--- Start ---
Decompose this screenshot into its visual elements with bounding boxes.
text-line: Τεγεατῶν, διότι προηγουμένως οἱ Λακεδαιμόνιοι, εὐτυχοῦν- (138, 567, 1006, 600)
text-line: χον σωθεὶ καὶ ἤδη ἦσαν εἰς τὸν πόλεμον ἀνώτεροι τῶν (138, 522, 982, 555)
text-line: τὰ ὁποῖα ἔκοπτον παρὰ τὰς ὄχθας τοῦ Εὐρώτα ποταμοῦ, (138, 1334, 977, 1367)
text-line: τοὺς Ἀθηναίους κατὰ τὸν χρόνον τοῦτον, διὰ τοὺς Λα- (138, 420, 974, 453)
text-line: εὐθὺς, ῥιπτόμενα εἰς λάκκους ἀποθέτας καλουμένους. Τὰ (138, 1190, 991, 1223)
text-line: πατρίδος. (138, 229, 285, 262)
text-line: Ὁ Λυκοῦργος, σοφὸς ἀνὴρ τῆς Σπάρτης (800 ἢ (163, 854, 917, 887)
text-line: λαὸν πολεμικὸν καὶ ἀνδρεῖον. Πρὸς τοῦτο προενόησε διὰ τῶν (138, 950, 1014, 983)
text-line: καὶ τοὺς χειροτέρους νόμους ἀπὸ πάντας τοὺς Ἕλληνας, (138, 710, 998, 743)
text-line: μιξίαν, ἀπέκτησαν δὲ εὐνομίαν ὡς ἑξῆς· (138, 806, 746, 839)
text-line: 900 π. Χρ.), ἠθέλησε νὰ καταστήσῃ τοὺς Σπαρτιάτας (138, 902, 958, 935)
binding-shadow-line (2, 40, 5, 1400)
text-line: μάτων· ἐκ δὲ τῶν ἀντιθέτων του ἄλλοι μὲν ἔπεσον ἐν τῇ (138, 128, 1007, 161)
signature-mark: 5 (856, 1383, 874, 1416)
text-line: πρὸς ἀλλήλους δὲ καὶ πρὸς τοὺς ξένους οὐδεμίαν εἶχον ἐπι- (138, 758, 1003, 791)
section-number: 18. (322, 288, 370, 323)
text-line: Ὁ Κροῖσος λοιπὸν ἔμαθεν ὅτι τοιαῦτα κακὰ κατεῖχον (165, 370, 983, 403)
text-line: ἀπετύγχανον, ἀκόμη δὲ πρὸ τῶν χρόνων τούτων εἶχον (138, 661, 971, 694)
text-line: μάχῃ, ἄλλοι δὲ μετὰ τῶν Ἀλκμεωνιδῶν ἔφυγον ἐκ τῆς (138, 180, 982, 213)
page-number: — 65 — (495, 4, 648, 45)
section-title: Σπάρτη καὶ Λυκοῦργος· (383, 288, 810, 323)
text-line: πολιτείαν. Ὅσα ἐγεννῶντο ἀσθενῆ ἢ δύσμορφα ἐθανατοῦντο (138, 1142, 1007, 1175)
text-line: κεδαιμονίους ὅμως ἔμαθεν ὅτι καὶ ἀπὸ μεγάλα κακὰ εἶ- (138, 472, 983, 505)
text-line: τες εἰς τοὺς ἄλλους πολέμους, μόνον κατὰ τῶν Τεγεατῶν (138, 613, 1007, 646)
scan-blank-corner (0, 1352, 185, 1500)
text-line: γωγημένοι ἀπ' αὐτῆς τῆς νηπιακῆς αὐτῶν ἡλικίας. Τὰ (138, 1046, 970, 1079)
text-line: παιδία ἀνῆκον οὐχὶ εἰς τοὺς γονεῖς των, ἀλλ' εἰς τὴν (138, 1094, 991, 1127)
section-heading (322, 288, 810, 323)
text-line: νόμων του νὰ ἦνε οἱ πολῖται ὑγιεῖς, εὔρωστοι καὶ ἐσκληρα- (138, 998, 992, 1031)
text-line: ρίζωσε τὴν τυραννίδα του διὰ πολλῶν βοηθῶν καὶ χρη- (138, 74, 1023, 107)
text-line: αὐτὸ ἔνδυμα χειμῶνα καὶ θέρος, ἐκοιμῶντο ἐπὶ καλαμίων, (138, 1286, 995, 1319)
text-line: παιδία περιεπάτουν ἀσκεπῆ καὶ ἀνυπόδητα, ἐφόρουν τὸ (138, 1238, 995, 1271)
--- End ---
*GIVEN EXERCISE:* Please retype every line of the records above character for character, with no changes.

*OUTPUT BELOW:*
Decompose this screenshot into its visual elements with bounding boxes.
text-line: Τεγεατῶν, διότι προηγουμένως οἱ Λακεδαιμόνιοι, εὐτυχοῦν- (138, 567, 1006, 600)
text-line: χον σωθεὶ καὶ ἤδη ἦσαν εἰς τὸν πόλεμον ἀνώτεροι τῶν (138, 522, 982, 555)
text-line: τὰ ὁποῖα ἔκοπτον παρὰ τὰς ὄχθας τοῦ Εὐρώτα ποταμοῦ, (138, 1334, 977, 1367)
text-line: τοὺς Ἀθηναίους κατὰ τὸν χρόνον τοῦτον, διὰ τοὺς Λα- (138, 420, 974, 453)
text-line: εὐθὺς, ῥιπτόμενα εἰς λάκκους ἀποθέτας καλουμένους. Τὰ (138, 1190, 991, 1223)
text-line: πατρίδος. (138, 229, 285, 262)
text-line: Ὁ Λυκοῦργος, σοφὸς ἀνὴρ τῆς Σπάρτης (800 ἢ (163, 854, 917, 887)
text-line: λαὸν πολεμικὸν καὶ ἀνδρεῖον. Πρὸς τοῦτο προενόησε διὰ τῶν (138, 950, 1014, 983)
text-line: καὶ τοὺς χειροτέρους νόμους ἀπὸ πάντας τοὺς Ἕλληνας, (138, 710, 998, 743)
text-line: μιξίαν, ἀπέκτησαν δὲ εὐνομίαν ὡς ἑξῆς· (138, 806, 746, 839)
text-line: 900 π. Χρ.), ἠθέλησε νὰ καταστήσῃ τοὺς Σπαρτιάτας (138, 902, 958, 935)
binding-shadow-line (2, 40, 5, 1400)
text-line: μάτων· ἐκ δὲ τῶν ἀντιθέτων του ἄλλοι μὲν ἔπεσον ἐν τῇ (138, 128, 1007, 161)
signature-mark: 5 (856, 1383, 874, 1416)
text-line: πρὸς ἀλλήλους δὲ καὶ πρὸς τοὺς ξένους οὐδεμίαν εἶχον ἐπι- (138, 758, 1003, 791)
section-number: 18. (322, 288, 370, 323)
text-line: Ὁ Κροῖσος λοιπὸν ἔμαθεν ὅτι τοιαῦτα κακὰ κατεῖχον (165, 370, 983, 403)
text-line: ἀπετύγχανον, ἀκόμη δὲ πρὸ τῶν χρόνων τούτων εἶχον (138, 661, 971, 694)
text-line: μάχῃ, ἄλλοι δὲ μετὰ τῶν Ἀλκμεωνιδῶν ἔφυγον ἐκ τῆς (138, 180, 982, 213)
page-number: — 65 — (495, 4, 648, 45)
section-title: Σπάρτη καὶ Λυκοῦργος· (383, 288, 810, 323)
text-line: πολιτείαν. Ὅσα ἐγεννῶντο ἀσθενῆ ἢ δύσμορφα ἐθανατοῦντο (138, 1142, 1007, 1175)
text-line: κεδαιμονίους ὅμως ἔμαθεν ὅτι καὶ ἀπὸ μεγάλα κακὰ εἶ- (138, 472, 983, 505)
text-line: τες εἰς τοὺς ἄλλους πολέμους, μόνον κατὰ τῶν Τεγεατῶν (138, 613, 1007, 646)
scan-blank-corner (0, 1352, 185, 1500)
text-line: γωγημένοι ἀπ' αὐτῆς τῆς νηπιακῆς αὐτῶν ἡλικίας. Τὰ (138, 1046, 970, 1079)
text-line: παιδία ἀνῆκον οὐχὶ εἰς τοὺς γονεῖς των, ἀλλ' εἰς τὴν (138, 1094, 991, 1127)
section-heading (322, 288, 810, 323)
text-line: νόμων του νὰ ἦνε οἱ πολῖται ὑγιεῖς, εὔρωστοι καὶ ἐσκληρα- (138, 998, 992, 1031)
text-line: ρίζωσε τὴν τυραννίδα του διὰ πολλῶν βοηθῶν καὶ χρη- (138, 74, 1023, 107)
text-line: αὐτὸ ἔνδυμα χειμῶνα καὶ θέρος, ἐκοιμῶντο ἐπὶ καλαμίων, (138, 1286, 995, 1319)
text-line: παιδία περιεπάτουν ἀσκεπῆ καὶ ἀνυπόδητα, ἐφόρουν τὸ (138, 1238, 995, 1271)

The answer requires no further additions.